The exercise asks you to copy every line below in which "Date" appears.

Source records:
* begin *

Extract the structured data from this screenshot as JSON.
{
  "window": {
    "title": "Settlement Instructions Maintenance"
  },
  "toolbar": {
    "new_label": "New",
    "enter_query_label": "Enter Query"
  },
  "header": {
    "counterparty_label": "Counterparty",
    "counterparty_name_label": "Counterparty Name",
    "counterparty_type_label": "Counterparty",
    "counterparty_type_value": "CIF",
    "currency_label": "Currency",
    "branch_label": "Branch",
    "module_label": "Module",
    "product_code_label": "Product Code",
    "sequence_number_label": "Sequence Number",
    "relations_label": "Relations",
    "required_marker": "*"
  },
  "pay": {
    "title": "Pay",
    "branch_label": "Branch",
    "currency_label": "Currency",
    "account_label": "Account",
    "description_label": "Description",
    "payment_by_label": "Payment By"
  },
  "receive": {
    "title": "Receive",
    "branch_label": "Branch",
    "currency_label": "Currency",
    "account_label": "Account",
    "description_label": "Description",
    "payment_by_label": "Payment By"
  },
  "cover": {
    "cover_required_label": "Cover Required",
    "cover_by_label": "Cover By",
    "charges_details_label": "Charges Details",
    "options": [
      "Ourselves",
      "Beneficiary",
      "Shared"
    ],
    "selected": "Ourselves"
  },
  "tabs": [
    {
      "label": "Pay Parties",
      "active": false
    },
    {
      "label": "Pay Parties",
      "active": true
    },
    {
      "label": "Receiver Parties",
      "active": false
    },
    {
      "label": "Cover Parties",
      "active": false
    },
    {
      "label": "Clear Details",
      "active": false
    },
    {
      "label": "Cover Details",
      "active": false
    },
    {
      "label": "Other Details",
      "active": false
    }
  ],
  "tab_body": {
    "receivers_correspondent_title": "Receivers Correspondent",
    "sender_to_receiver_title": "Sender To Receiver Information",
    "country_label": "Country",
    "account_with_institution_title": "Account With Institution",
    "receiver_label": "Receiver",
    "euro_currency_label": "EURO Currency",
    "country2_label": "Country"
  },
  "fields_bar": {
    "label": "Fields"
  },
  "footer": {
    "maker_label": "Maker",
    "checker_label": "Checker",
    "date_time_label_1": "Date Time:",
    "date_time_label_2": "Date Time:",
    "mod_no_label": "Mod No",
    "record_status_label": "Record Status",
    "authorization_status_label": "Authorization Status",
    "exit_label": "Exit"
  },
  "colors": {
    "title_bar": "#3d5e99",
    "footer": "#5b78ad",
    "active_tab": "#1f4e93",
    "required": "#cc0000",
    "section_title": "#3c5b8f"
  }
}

* end *

FINISHED ANSWER:
    "date_time_label_1": "Date Time:",
    "date_time_label_2": "Date Time:",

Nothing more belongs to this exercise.